Task prompt ▸ Write the data out again exactly, with no pictures.

Record extracts ▸

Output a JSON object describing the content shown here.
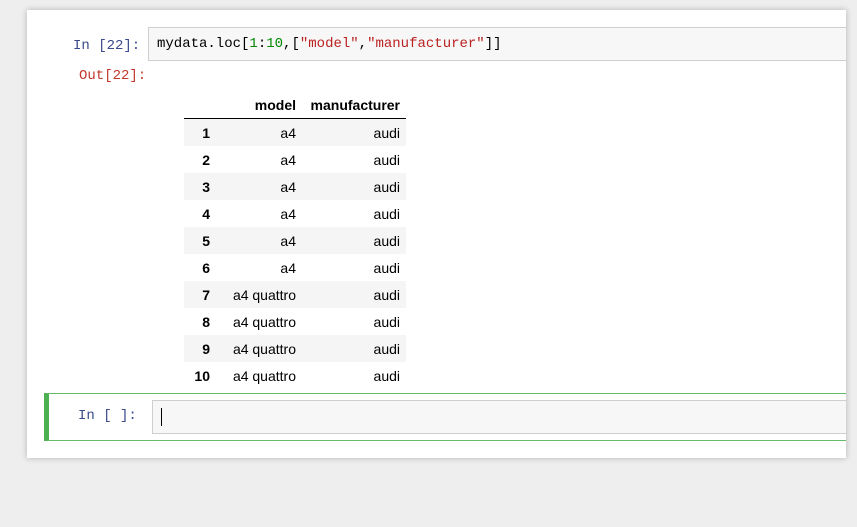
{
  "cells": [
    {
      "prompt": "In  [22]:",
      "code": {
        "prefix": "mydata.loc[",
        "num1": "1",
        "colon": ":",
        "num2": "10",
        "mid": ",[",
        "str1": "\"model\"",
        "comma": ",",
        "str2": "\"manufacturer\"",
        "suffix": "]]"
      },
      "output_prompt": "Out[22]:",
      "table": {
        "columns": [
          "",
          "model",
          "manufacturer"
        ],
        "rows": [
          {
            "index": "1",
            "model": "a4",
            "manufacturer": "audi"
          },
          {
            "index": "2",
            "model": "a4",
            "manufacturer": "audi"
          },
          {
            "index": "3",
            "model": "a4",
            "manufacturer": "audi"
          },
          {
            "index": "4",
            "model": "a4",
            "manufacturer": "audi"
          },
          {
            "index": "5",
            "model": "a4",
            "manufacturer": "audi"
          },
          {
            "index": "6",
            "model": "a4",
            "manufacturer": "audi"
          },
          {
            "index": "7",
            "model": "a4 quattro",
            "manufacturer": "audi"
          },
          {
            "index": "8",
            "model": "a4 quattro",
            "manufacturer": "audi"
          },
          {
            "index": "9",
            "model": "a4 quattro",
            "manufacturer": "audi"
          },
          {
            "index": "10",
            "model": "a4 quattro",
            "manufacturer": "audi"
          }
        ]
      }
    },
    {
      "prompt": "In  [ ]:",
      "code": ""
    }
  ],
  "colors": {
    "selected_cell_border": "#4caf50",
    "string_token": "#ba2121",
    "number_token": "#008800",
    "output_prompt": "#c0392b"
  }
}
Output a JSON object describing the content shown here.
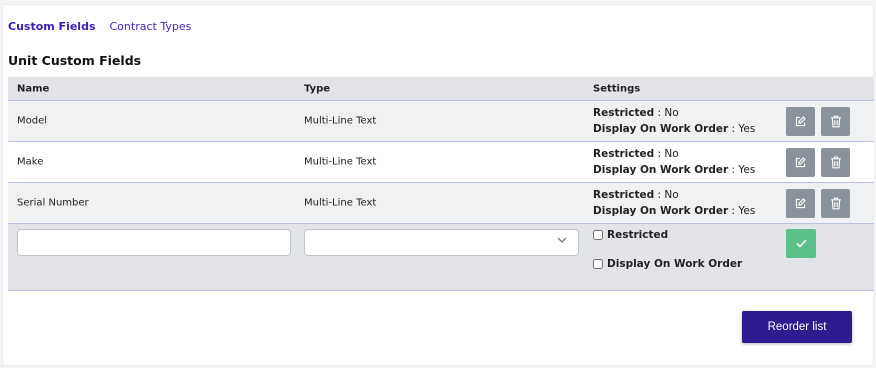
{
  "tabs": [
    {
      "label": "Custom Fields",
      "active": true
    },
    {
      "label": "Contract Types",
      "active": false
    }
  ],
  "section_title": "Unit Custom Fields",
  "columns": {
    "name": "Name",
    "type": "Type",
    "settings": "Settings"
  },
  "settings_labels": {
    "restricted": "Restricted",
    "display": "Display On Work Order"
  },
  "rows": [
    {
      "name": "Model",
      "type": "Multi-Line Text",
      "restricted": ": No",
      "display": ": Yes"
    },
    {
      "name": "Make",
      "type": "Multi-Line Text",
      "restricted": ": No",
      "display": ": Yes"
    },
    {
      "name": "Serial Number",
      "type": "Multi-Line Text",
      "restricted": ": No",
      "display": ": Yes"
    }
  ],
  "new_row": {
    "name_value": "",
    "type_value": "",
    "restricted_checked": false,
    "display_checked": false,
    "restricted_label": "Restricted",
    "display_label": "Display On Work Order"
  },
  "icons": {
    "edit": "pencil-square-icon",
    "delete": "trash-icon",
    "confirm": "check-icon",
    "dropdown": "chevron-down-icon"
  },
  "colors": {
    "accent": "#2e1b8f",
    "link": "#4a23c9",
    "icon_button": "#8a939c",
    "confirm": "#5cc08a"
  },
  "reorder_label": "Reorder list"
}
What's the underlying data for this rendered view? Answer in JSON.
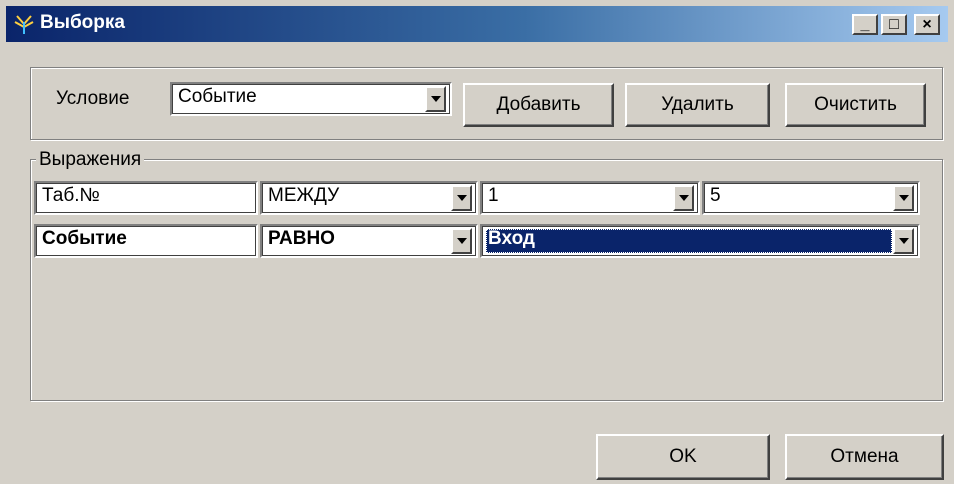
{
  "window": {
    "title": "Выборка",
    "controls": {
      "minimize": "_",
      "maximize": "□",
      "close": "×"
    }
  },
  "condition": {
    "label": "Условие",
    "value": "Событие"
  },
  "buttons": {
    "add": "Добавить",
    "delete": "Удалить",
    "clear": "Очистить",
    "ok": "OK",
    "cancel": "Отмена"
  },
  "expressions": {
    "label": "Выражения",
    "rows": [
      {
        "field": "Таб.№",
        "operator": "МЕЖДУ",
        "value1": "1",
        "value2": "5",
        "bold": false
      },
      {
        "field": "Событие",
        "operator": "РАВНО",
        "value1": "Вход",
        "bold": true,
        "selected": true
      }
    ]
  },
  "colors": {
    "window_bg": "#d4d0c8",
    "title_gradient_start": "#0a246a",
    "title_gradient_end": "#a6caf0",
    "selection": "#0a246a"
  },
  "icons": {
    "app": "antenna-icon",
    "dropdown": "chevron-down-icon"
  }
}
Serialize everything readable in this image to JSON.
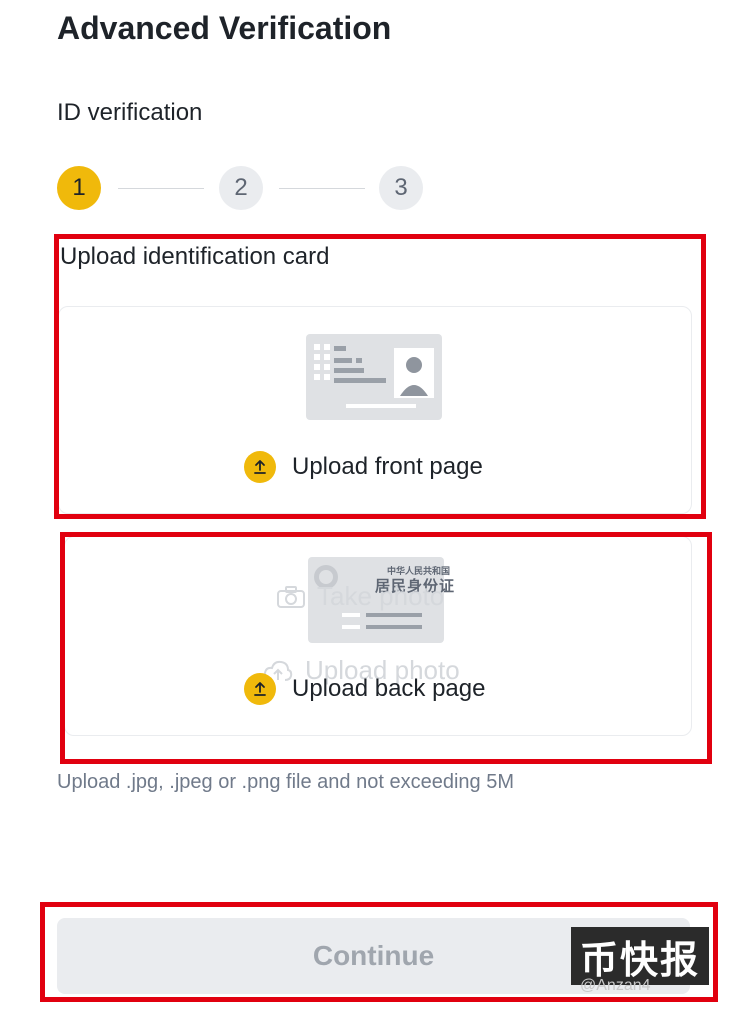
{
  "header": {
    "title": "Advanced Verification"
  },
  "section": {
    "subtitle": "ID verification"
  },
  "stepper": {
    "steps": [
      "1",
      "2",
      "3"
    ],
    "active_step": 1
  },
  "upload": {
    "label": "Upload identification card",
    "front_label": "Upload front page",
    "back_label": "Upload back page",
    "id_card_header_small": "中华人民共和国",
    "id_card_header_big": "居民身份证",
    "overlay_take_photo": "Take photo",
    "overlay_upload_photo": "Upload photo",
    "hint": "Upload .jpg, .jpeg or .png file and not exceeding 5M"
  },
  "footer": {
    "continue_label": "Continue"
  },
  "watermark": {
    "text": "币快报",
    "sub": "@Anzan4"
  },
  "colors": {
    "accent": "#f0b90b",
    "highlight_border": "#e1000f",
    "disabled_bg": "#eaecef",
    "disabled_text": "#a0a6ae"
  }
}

Answer to the problem ▸
Output a JSON object describing the content shown here.
{
  "cells": [
    {
      "prompt": "In  [22]:",
      "code": {
        "prefix": "mydata.loc[",
        "num1": "1",
        "colon": ":",
        "num2": "10",
        "mid": ",[",
        "str1": "\"model\"",
        "comma": ",",
        "str2": "\"manufacturer\"",
        "suffix": "]]"
      },
      "output_prompt": "Out[22]:",
      "table": {
        "columns": [
          "",
          "model",
          "manufacturer"
        ],
        "rows": [
          {
            "index": "1",
            "model": "a4",
            "manufacturer": "audi"
          },
          {
            "index": "2",
            "model": "a4",
            "manufacturer": "audi"
          },
          {
            "index": "3",
            "model": "a4",
            "manufacturer": "audi"
          },
          {
            "index": "4",
            "model": "a4",
            "manufacturer": "audi"
          },
          {
            "index": "5",
            "model": "a4",
            "manufacturer": "audi"
          },
          {
            "index": "6",
            "model": "a4",
            "manufacturer": "audi"
          },
          {
            "index": "7",
            "model": "a4 quattro",
            "manufacturer": "audi"
          },
          {
            "index": "8",
            "model": "a4 quattro",
            "manufacturer": "audi"
          },
          {
            "index": "9",
            "model": "a4 quattro",
            "manufacturer": "audi"
          },
          {
            "index": "10",
            "model": "a4 quattro",
            "manufacturer": "audi"
          }
        ]
      }
    },
    {
      "prompt": "In  [ ]:",
      "code": ""
    }
  ],
  "colors": {
    "selected_cell_border": "#4caf50",
    "string_token": "#ba2121",
    "number_token": "#008800",
    "output_prompt": "#c0392b"
  }
}
Output a JSON object describing the content shown here.
{
  "tabs": [
    {
      "label": "Custom Fields",
      "active": true
    },
    {
      "label": "Contract Types",
      "active": false
    }
  ],
  "section_title": "Unit Custom Fields",
  "columns": {
    "name": "Name",
    "type": "Type",
    "settings": "Settings"
  },
  "settings_labels": {
    "restricted": "Restricted",
    "display": "Display On Work Order"
  },
  "rows": [
    {
      "name": "Model",
      "type": "Multi-Line Text",
      "restricted": ": No",
      "display": ": Yes"
    },
    {
      "name": "Make",
      "type": "Multi-Line Text",
      "restricted": ": No",
      "display": ": Yes"
    },
    {
      "name": "Serial Number",
      "type": "Multi-Line Text",
      "restricted": ": No",
      "display": ": Yes"
    }
  ],
  "new_row": {
    "name_value": "",
    "type_value": "",
    "restricted_checked": false,
    "display_checked": false,
    "restricted_label": "Restricted",
    "display_label": "Display On Work Order"
  },
  "icons": {
    "edit": "pencil-square-icon",
    "delete": "trash-icon",
    "confirm": "check-icon",
    "dropdown": "chevron-down-icon"
  },
  "colors": {
    "accent": "#2e1b8f",
    "link": "#4a23c9",
    "icon_button": "#8a939c",
    "confirm": "#5cc08a"
  },
  "reorder_label": "Reorder list"
}
What's the underlying data for this rendered view? Answer in JSON.
{
  "window": {
    "title": "Выборка",
    "controls": {
      "minimize": "_",
      "maximize": "□",
      "close": "×"
    }
  },
  "condition": {
    "label": "Условие",
    "value": "Событие"
  },
  "buttons": {
    "add": "Добавить",
    "delete": "Удалить",
    "clear": "Очистить",
    "ok": "OK",
    "cancel": "Отмена"
  },
  "expressions": {
    "label": "Выражения",
    "rows": [
      {
        "field": "Таб.№",
        "operator": "МЕЖДУ",
        "value1": "1",
        "value2": "5",
        "bold": false
      },
      {
        "field": "Событие",
        "operator": "РАВНО",
        "value1": "Вход",
        "bold": true,
        "selected": true
      }
    ]
  },
  "colors": {
    "window_bg": "#d4d0c8",
    "title_gradient_start": "#0a246a",
    "title_gradient_end": "#a6caf0",
    "selection": "#0a246a"
  },
  "icons": {
    "app": "antenna-icon",
    "dropdown": "chevron-down-icon"
  }
}
Serialize everything readable in this image to JSON.
{
  "header": {
    "title": "Advanced Verification"
  },
  "section": {
    "subtitle": "ID verification"
  },
  "stepper": {
    "steps": [
      "1",
      "2",
      "3"
    ],
    "active_step": 1
  },
  "upload": {
    "label": "Upload identification card",
    "front_label": "Upload front page",
    "back_label": "Upload back page",
    "id_card_header_small": "中华人民共和国",
    "id_card_header_big": "居民身份证",
    "overlay_take_photo": "Take photo",
    "overlay_upload_photo": "Upload photo",
    "hint": "Upload .jpg, .jpeg or .png file and not exceeding 5M"
  },
  "footer": {
    "continue_label": "Continue"
  },
  "watermark": {
    "text": "币快报",
    "sub": "@Anzan4"
  },
  "colors": {
    "accent": "#f0b90b",
    "highlight_border": "#e1000f",
    "disabled_bg": "#eaecef",
    "disabled_text": "#a0a6ae"
  }
}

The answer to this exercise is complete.